§ **RECORD EXTRACTS**:
— Begin —
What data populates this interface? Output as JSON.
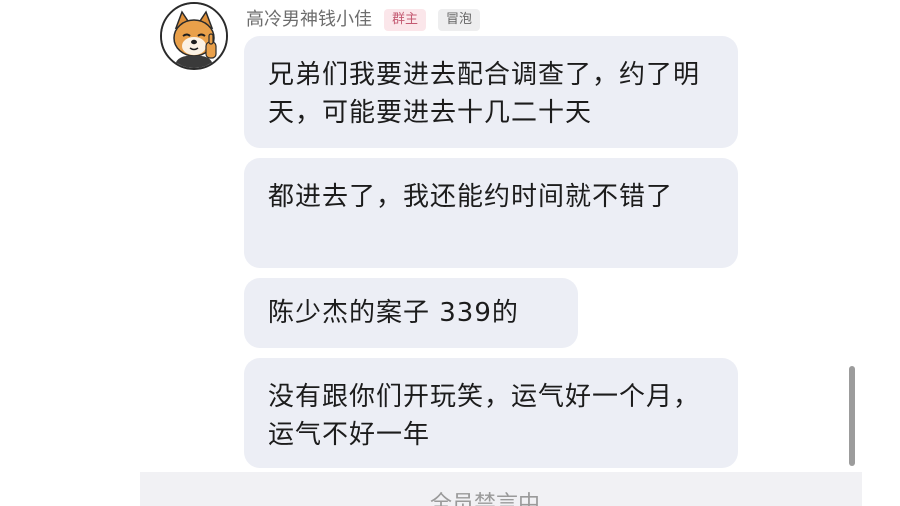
{
  "chat": {
    "sender": {
      "name": "高冷男神钱小佳",
      "role_badge": "群主",
      "level_badge": "冒泡",
      "avatar_icon": "shiba-dog-avatar-icon"
    },
    "messages": [
      {
        "text": "兄弟们我要进去配合调查了，约了明天，可能要进去十几二十天"
      },
      {
        "text": "都进去了，我还能约时间就不错了"
      },
      {
        "text": "陈少杰的案子 339的"
      },
      {
        "text": "没有跟你们开玩笑，运气好一个月，运气不好一年"
      }
    ]
  },
  "input_bar": {
    "placeholder": "全员禁言中"
  },
  "colors": {
    "bubble_bg": "#eceef5",
    "owner_badge_bg": "#fbe6ea",
    "owner_badge_text": "#c45a72",
    "level_badge_bg": "#eeeeef",
    "scrollbar": "#9c9c9c"
  }
}
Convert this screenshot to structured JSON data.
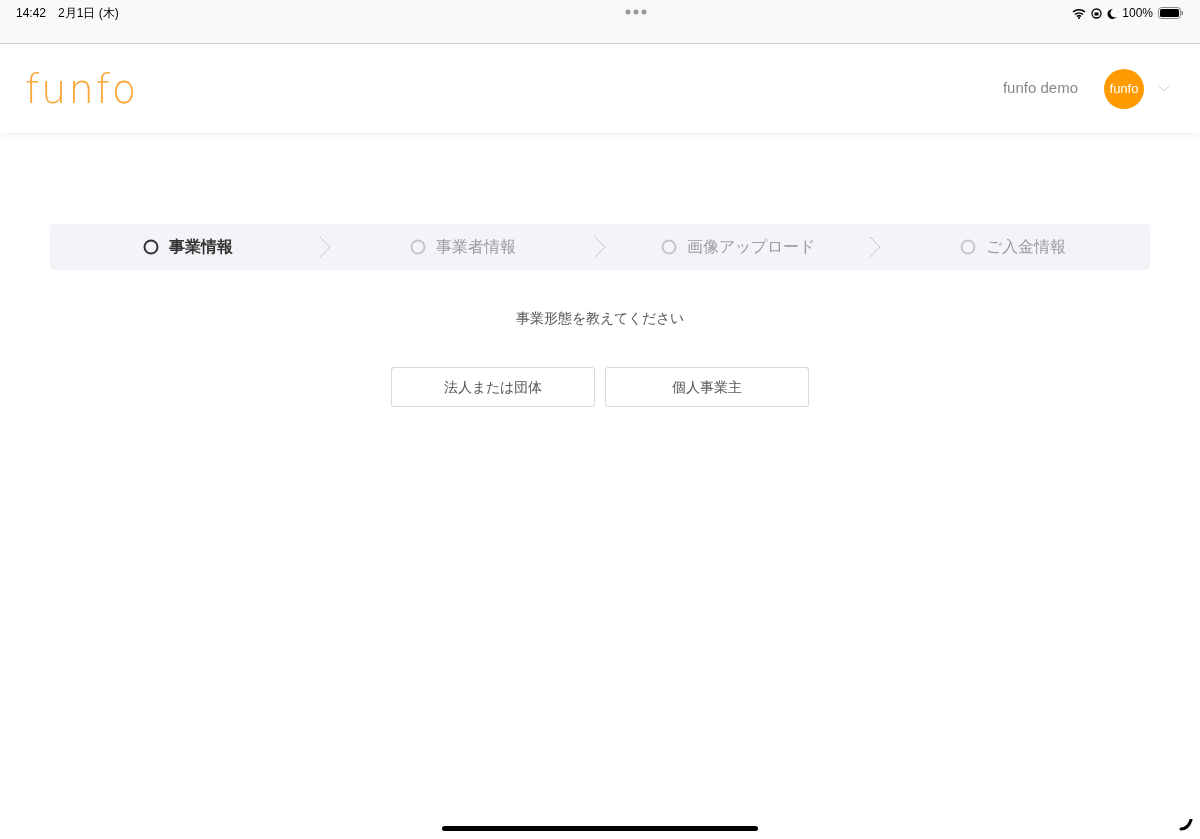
{
  "status_bar": {
    "time": "14:42",
    "date": "2月1日 (木)",
    "battery": "100%"
  },
  "header": {
    "logo": "funfo",
    "user_name": "funfo demo",
    "avatar_text": "funfo"
  },
  "steps": [
    {
      "label": "事業情報",
      "selected": true
    },
    {
      "label": "事業者情報",
      "selected": false
    },
    {
      "label": "画像アップロード",
      "selected": false
    },
    {
      "label": "ご入金情報",
      "selected": false
    }
  ],
  "question": "事業形態を教えてください",
  "options": [
    "法人または団体",
    "個人事業主"
  ]
}
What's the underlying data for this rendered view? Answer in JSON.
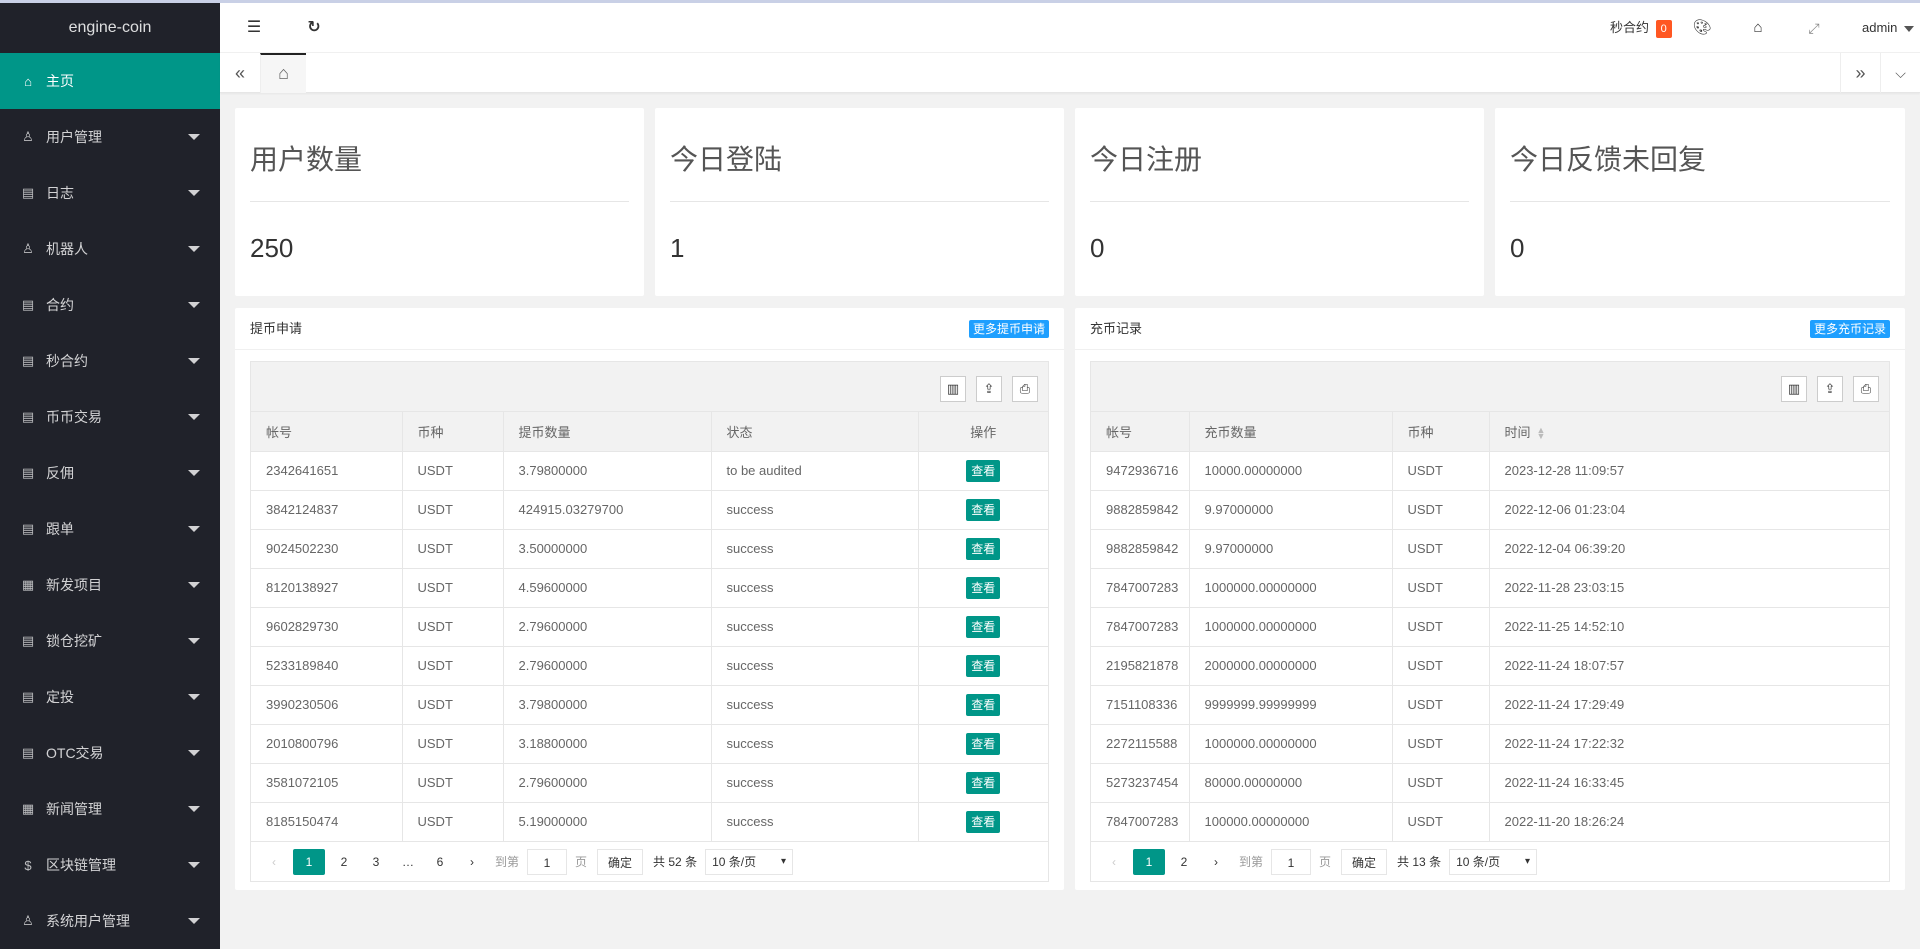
{
  "app": {
    "title": "engine-coin"
  },
  "sidebar": {
    "items": [
      {
        "label": "主页",
        "icon": "home-icon",
        "active": true
      },
      {
        "label": "用户管理",
        "icon": "user-icon"
      },
      {
        "label": "日志",
        "icon": "document-icon"
      },
      {
        "label": "机器人",
        "icon": "user-icon"
      },
      {
        "label": "合约",
        "icon": "document-icon"
      },
      {
        "label": "秒合约",
        "icon": "document-icon"
      },
      {
        "label": "币币交易",
        "icon": "document-icon"
      },
      {
        "label": "反佣",
        "icon": "document-icon"
      },
      {
        "label": "跟单",
        "icon": "document-icon"
      },
      {
        "label": "新发项目",
        "icon": "news-icon"
      },
      {
        "label": "锁仓挖矿",
        "icon": "document-icon"
      },
      {
        "label": "定投",
        "icon": "document-icon"
      },
      {
        "label": "OTC交易",
        "icon": "document-icon"
      },
      {
        "label": "新闻管理",
        "icon": "news-icon"
      },
      {
        "label": "区块链管理",
        "icon": "dollar-icon"
      },
      {
        "label": "系统用户管理",
        "icon": "user-icon"
      }
    ]
  },
  "header": {
    "second_contract_label": "秒合约",
    "second_contract_badge": "0",
    "user": "admin",
    "badge_color": "#ff5722"
  },
  "stats": [
    {
      "title": "用户数量",
      "value": "250"
    },
    {
      "title": "今日登陆",
      "value": "1"
    },
    {
      "title": "今日注册",
      "value": "0"
    },
    {
      "title": "今日反馈未回复",
      "value": "0"
    }
  ],
  "withdraw": {
    "title": "提币申请",
    "more": "更多提币申请",
    "columns": [
      "帐号",
      "币种",
      "提币数量",
      "状态",
      "操作"
    ],
    "action_label": "查看",
    "rows": [
      [
        "2342641651",
        "USDT",
        "3.79800000",
        "to be audited"
      ],
      [
        "3842124837",
        "USDT",
        "424915.03279700",
        "success"
      ],
      [
        "9024502230",
        "USDT",
        "3.50000000",
        "success"
      ],
      [
        "8120138927",
        "USDT",
        "4.59600000",
        "success"
      ],
      [
        "9602829730",
        "USDT",
        "2.79600000",
        "success"
      ],
      [
        "5233189840",
        "USDT",
        "2.79600000",
        "success"
      ],
      [
        "3990230506",
        "USDT",
        "3.79800000",
        "success"
      ],
      [
        "2010800796",
        "USDT",
        "3.18800000",
        "success"
      ],
      [
        "3581072105",
        "USDT",
        "2.79600000",
        "success"
      ],
      [
        "8185150474",
        "USDT",
        "5.19000000",
        "success"
      ]
    ],
    "pager": {
      "pages": [
        "1",
        "2",
        "3",
        "…",
        "6"
      ],
      "goto": "到第",
      "page_value": "1",
      "page_unit": "页",
      "confirm": "确定",
      "total": "共 52 条",
      "per_page": "10 条/页"
    }
  },
  "deposit": {
    "title": "充币记录",
    "more": "更多充币记录",
    "columns": [
      "帐号",
      "充币数量",
      "币种",
      "时间"
    ],
    "rows": [
      [
        "9472936716",
        "10000.00000000",
        "USDT",
        "2023-12-28 11:09:57"
      ],
      [
        "9882859842",
        "9.97000000",
        "USDT",
        "2022-12-06 01:23:04"
      ],
      [
        "9882859842",
        "9.97000000",
        "USDT",
        "2022-12-04 06:39:20"
      ],
      [
        "7847007283",
        "1000000.00000000",
        "USDT",
        "2022-11-28 23:03:15"
      ],
      [
        "7847007283",
        "1000000.00000000",
        "USDT",
        "2022-11-25 14:52:10"
      ],
      [
        "2195821878",
        "2000000.00000000",
        "USDT",
        "2022-11-24 18:07:57"
      ],
      [
        "7151108336",
        "9999999.99999999",
        "USDT",
        "2022-11-24 17:29:49"
      ],
      [
        "2272115588",
        "1000000.00000000",
        "USDT",
        "2022-11-24 17:22:32"
      ],
      [
        "5273237454",
        "80000.00000000",
        "USDT",
        "2022-11-24 16:33:45"
      ],
      [
        "7847007283",
        "100000.00000000",
        "USDT",
        "2022-11-20 18:26:24"
      ]
    ],
    "pager": {
      "pages": [
        "1",
        "2"
      ],
      "goto": "到第",
      "page_value": "1",
      "page_unit": "页",
      "confirm": "确定",
      "total": "共 13 条",
      "per_page": "10 条/页"
    }
  }
}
— End —
§ **EXERCISE GOAL**: Give an exact copy of the material, leaving out every picture.

§ **OUTPUT BELOW**:
What data populates this interface? Output as JSON.
{
  "chat": {
    "sender": {
      "name": "高冷男神钱小佳",
      "role_badge": "群主",
      "level_badge": "冒泡",
      "avatar_icon": "shiba-dog-avatar-icon"
    },
    "messages": [
      {
        "text": "兄弟们我要进去配合调查了，约了明天，可能要进去十几二十天"
      },
      {
        "text": "都进去了，我还能约时间就不错了"
      },
      {
        "text": "陈少杰的案子 339的"
      },
      {
        "text": "没有跟你们开玩笑，运气好一个月，运气不好一年"
      }
    ]
  },
  "input_bar": {
    "placeholder": "全员禁言中"
  },
  "colors": {
    "bubble_bg": "#eceef5",
    "owner_badge_bg": "#fbe6ea",
    "owner_badge_text": "#c45a72",
    "level_badge_bg": "#eeeeef",
    "scrollbar": "#9c9c9c"
  }
}
Convert this screenshot to structured JSON data.
{
  "status_bar": {
    "time": "14:42",
    "date": "2月1日 (木)",
    "battery": "100%"
  },
  "header": {
    "logo": "funfo",
    "user_name": "funfo demo",
    "avatar_text": "funfo"
  },
  "steps": [
    {
      "label": "事業情報",
      "selected": true
    },
    {
      "label": "事業者情報",
      "selected": false
    },
    {
      "label": "画像アップロード",
      "selected": false
    },
    {
      "label": "ご入金情報",
      "selected": false
    }
  ],
  "question": "事業形態を教えてください",
  "options": [
    "法人または団体",
    "個人事業主"
  ]
}
What's the underlying data for this rendered view? Answer in JSON.
{
  "app": {
    "title": "engine-coin"
  },
  "sidebar": {
    "items": [
      {
        "label": "主页",
        "icon": "home-icon",
        "active": true
      },
      {
        "label": "用户管理",
        "icon": "user-icon"
      },
      {
        "label": "日志",
        "icon": "document-icon"
      },
      {
        "label": "机器人",
        "icon": "user-icon"
      },
      {
        "label": "合约",
        "icon": "document-icon"
      },
      {
        "label": "秒合约",
        "icon": "document-icon"
      },
      {
        "label": "币币交易",
        "icon": "document-icon"
      },
      {
        "label": "反佣",
        "icon": "document-icon"
      },
      {
        "label": "跟单",
        "icon": "document-icon"
      },
      {
        "label": "新发项目",
        "icon": "news-icon"
      },
      {
        "label": "锁仓挖矿",
        "icon": "document-icon"
      },
      {
        "label": "定投",
        "icon": "document-icon"
      },
      {
        "label": "OTC交易",
        "icon": "document-icon"
      },
      {
        "label": "新闻管理",
        "icon": "news-icon"
      },
      {
        "label": "区块链管理",
        "icon": "dollar-icon"
      },
      {
        "label": "系统用户管理",
        "icon": "user-icon"
      }
    ]
  },
  "header": {
    "second_contract_label": "秒合约",
    "second_contract_badge": "0",
    "user": "admin",
    "badge_color": "#ff5722"
  },
  "stats": [
    {
      "title": "用户数量",
      "value": "250"
    },
    {
      "title": "今日登陆",
      "value": "1"
    },
    {
      "title": "今日注册",
      "value": "0"
    },
    {
      "title": "今日反馈未回复",
      "value": "0"
    }
  ],
  "withdraw": {
    "title": "提币申请",
    "more": "更多提币申请",
    "columns": [
      "帐号",
      "币种",
      "提币数量",
      "状态",
      "操作"
    ],
    "action_label": "查看",
    "rows": [
      [
        "2342641651",
        "USDT",
        "3.79800000",
        "to be audited"
      ],
      [
        "3842124837",
        "USDT",
        "424915.03279700",
        "success"
      ],
      [
        "9024502230",
        "USDT",
        "3.50000000",
        "success"
      ],
      [
        "8120138927",
        "USDT",
        "4.59600000",
        "success"
      ],
      [
        "9602829730",
        "USDT",
        "2.79600000",
        "success"
      ],
      [
        "5233189840",
        "USDT",
        "2.79600000",
        "success"
      ],
      [
        "3990230506",
        "USDT",
        "3.79800000",
        "success"
      ],
      [
        "2010800796",
        "USDT",
        "3.18800000",
        "success"
      ],
      [
        "3581072105",
        "USDT",
        "2.79600000",
        "success"
      ],
      [
        "8185150474",
        "USDT",
        "5.19000000",
        "success"
      ]
    ],
    "pager": {
      "pages": [
        "1",
        "2",
        "3",
        "…",
        "6"
      ],
      "goto": "到第",
      "page_value": "1",
      "page_unit": "页",
      "confirm": "确定",
      "total": "共 52 条",
      "per_page": "10 条/页"
    }
  },
  "deposit": {
    "title": "充币记录",
    "more": "更多充币记录",
    "columns": [
      "帐号",
      "充币数量",
      "币种",
      "时间"
    ],
    "rows": [
      [
        "9472936716",
        "10000.00000000",
        "USDT",
        "2023-12-28 11:09:57"
      ],
      [
        "9882859842",
        "9.97000000",
        "USDT",
        "2022-12-06 01:23:04"
      ],
      [
        "9882859842",
        "9.97000000",
        "USDT",
        "2022-12-04 06:39:20"
      ],
      [
        "7847007283",
        "1000000.00000000",
        "USDT",
        "2022-11-28 23:03:15"
      ],
      [
        "7847007283",
        "1000000.00000000",
        "USDT",
        "2022-11-25 14:52:10"
      ],
      [
        "2195821878",
        "2000000.00000000",
        "USDT",
        "2022-11-24 18:07:57"
      ],
      [
        "7151108336",
        "9999999.99999999",
        "USDT",
        "2022-11-24 17:29:49"
      ],
      [
        "2272115588",
        "1000000.00000000",
        "USDT",
        "2022-11-24 17:22:32"
      ],
      [
        "5273237454",
        "80000.00000000",
        "USDT",
        "2022-11-24 16:33:45"
      ],
      [
        "7847007283",
        "100000.00000000",
        "USDT",
        "2022-11-20 18:26:24"
      ]
    ],
    "pager": {
      "pages": [
        "1",
        "2"
      ],
      "goto": "到第",
      "page_value": "1",
      "page_unit": "页",
      "confirm": "确定",
      "total": "共 13 条",
      "per_page": "10 条/页"
    }
  }
}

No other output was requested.